== REQUEST ==
Give the count of lines in the data that include the string "Alternative", with no added remarks.

== EXTRACTED INFORMATION ==
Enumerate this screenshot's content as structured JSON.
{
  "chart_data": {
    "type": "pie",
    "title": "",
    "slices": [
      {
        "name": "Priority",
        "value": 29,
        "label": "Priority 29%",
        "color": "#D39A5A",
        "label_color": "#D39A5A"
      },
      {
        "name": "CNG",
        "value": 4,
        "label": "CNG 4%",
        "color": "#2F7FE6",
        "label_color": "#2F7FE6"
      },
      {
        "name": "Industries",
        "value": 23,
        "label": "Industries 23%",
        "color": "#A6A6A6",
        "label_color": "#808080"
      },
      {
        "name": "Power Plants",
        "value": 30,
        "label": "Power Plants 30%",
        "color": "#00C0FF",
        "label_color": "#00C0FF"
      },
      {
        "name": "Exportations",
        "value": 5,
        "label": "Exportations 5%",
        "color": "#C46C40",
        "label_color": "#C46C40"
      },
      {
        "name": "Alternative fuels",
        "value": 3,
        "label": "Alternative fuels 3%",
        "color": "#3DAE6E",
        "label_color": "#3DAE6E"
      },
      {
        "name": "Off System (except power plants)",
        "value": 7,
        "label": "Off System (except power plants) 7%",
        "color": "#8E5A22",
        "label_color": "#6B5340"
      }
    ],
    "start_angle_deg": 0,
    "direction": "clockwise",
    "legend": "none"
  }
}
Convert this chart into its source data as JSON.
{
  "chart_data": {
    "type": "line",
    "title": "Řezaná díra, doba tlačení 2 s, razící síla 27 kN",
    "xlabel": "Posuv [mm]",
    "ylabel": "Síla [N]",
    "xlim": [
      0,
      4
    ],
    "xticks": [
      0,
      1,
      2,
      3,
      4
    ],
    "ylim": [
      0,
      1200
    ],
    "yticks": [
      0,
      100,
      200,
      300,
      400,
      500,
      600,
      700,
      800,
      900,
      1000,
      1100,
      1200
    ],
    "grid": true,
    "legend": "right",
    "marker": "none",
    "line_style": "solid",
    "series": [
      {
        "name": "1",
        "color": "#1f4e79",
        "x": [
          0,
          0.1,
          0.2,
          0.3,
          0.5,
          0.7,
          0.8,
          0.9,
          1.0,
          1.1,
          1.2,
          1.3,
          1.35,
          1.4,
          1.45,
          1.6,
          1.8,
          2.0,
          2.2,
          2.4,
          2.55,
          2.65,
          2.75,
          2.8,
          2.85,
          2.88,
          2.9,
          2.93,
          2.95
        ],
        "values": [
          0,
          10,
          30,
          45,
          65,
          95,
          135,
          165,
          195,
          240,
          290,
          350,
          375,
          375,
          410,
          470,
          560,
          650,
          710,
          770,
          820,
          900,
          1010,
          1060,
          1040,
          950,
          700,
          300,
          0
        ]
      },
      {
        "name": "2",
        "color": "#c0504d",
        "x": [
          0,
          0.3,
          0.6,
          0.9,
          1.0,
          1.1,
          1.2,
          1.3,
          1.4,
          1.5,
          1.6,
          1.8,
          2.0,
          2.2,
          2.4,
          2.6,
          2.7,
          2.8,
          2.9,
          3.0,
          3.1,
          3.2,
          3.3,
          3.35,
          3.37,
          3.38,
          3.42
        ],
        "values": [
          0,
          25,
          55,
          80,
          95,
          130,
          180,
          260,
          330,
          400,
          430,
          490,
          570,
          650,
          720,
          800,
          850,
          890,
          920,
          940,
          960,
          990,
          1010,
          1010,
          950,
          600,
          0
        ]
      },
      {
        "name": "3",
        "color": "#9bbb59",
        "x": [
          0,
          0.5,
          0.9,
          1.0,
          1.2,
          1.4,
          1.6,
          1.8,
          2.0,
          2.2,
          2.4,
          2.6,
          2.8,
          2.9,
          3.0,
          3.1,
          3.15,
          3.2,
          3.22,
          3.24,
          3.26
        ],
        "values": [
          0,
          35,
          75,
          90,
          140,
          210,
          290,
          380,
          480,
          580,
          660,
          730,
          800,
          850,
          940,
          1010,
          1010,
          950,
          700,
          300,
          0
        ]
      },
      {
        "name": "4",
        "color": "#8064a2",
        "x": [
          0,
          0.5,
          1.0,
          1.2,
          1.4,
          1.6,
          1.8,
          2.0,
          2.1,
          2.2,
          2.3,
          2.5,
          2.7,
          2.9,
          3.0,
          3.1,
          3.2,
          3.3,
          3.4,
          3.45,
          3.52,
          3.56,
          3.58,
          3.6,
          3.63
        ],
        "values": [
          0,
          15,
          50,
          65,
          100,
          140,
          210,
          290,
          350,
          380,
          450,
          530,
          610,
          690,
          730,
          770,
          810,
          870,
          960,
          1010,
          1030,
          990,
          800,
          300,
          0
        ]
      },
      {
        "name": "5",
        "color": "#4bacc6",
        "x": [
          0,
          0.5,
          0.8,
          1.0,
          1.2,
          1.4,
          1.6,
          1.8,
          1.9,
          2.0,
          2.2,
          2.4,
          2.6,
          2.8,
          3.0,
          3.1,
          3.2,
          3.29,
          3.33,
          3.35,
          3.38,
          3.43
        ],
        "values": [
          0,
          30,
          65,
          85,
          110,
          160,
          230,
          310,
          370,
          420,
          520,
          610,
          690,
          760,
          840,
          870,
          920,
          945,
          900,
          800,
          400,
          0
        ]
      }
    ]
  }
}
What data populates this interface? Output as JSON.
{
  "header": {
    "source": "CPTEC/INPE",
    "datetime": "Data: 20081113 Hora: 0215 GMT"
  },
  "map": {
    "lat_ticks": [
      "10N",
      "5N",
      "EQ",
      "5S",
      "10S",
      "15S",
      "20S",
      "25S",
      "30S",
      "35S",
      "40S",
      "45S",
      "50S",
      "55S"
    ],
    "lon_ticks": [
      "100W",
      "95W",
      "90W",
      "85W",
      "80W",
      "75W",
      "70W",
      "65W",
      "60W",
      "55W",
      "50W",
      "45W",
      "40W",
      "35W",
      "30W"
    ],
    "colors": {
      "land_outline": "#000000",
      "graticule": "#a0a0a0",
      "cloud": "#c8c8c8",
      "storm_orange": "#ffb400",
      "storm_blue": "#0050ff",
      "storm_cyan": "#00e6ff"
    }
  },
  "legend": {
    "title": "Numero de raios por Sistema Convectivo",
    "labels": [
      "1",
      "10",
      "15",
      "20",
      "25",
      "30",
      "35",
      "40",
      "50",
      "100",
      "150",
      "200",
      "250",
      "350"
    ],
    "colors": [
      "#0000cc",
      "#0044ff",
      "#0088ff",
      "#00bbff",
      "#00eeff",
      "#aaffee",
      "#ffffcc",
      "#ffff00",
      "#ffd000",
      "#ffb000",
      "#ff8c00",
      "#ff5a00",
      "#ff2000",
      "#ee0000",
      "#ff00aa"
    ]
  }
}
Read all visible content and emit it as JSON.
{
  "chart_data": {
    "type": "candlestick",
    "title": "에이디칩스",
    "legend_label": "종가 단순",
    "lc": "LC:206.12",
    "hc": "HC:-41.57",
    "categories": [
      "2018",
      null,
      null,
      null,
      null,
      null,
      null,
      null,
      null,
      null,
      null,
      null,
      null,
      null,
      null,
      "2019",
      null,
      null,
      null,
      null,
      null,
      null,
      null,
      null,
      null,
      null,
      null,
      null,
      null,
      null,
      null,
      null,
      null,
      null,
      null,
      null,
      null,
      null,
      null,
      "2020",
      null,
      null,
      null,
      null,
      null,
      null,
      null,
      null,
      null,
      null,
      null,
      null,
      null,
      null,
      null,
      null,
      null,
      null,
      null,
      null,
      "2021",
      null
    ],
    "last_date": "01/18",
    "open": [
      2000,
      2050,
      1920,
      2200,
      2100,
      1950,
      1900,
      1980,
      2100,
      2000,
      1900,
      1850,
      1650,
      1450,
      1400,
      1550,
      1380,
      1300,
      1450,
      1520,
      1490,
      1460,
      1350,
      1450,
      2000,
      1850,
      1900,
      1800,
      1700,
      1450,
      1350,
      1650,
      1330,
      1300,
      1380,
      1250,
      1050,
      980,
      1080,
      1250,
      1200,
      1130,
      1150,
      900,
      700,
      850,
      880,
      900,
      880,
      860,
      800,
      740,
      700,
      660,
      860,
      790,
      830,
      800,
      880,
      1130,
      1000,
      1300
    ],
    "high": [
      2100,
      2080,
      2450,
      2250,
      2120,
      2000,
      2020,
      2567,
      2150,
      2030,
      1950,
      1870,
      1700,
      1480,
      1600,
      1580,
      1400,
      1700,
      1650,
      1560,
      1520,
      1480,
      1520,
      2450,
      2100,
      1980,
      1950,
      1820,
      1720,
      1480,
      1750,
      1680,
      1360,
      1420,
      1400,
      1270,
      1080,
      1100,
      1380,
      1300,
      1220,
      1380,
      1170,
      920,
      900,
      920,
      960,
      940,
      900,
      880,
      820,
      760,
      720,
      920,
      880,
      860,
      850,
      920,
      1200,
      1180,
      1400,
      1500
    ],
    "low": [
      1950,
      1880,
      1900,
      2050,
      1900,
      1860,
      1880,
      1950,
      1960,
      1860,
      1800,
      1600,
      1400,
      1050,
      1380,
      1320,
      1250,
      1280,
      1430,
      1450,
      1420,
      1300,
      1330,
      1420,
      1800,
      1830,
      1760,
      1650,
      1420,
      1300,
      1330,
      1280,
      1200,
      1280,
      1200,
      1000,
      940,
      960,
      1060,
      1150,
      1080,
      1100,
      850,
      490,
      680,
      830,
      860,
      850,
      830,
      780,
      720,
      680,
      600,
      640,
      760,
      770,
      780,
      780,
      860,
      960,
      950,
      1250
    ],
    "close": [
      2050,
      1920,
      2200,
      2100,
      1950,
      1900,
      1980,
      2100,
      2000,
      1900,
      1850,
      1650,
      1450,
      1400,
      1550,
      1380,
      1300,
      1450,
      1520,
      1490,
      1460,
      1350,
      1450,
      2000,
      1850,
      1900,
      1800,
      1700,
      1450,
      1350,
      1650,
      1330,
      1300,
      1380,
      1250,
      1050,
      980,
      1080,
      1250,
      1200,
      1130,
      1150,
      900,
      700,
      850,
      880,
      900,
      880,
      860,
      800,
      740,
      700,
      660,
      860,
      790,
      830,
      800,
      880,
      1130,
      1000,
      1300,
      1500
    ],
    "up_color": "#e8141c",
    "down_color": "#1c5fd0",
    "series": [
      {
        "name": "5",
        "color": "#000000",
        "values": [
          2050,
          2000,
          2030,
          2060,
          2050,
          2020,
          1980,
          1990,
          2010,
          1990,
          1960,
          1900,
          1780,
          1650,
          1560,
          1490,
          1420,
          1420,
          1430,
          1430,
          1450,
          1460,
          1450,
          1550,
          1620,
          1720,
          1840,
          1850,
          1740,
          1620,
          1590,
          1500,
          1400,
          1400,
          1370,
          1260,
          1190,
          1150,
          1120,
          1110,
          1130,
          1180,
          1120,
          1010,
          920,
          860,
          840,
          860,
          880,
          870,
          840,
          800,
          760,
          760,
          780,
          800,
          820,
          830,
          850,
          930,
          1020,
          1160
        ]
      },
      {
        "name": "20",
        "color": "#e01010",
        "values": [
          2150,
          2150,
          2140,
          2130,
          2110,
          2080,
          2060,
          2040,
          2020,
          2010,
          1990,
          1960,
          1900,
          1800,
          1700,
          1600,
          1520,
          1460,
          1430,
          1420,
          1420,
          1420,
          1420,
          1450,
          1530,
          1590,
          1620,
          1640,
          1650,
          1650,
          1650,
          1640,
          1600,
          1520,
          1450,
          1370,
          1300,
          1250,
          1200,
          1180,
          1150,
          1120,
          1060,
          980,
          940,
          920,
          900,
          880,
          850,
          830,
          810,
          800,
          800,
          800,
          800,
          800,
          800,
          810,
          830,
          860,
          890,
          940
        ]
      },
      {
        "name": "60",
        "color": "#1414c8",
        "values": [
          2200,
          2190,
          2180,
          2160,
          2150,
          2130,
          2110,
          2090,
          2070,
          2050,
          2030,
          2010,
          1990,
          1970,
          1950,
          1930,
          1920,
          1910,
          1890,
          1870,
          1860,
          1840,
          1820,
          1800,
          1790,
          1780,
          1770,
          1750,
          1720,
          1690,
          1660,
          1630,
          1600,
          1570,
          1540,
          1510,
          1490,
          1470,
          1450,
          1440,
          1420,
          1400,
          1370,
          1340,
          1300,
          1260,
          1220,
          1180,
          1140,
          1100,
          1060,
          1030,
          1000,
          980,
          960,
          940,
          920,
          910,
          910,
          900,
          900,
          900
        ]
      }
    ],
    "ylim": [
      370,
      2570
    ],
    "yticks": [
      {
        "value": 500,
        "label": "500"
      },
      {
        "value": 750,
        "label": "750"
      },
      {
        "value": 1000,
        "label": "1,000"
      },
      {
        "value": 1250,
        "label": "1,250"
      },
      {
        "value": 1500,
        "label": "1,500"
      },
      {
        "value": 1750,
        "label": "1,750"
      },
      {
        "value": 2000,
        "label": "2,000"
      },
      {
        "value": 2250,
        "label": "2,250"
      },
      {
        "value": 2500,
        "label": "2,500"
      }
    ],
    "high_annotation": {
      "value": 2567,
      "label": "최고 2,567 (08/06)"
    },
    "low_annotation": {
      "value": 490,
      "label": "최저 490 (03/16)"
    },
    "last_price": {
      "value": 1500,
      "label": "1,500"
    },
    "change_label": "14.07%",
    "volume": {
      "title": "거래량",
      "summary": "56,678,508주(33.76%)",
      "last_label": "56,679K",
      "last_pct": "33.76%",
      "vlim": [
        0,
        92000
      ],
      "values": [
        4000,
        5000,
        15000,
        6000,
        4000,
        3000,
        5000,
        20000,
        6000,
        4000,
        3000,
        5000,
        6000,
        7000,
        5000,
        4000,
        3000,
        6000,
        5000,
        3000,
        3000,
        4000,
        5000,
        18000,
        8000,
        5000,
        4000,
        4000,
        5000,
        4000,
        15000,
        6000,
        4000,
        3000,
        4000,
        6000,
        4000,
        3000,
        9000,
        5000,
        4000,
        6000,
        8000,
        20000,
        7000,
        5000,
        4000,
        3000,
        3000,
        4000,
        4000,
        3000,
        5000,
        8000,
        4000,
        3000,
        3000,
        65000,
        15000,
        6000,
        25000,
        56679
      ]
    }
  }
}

== REPLY ==
2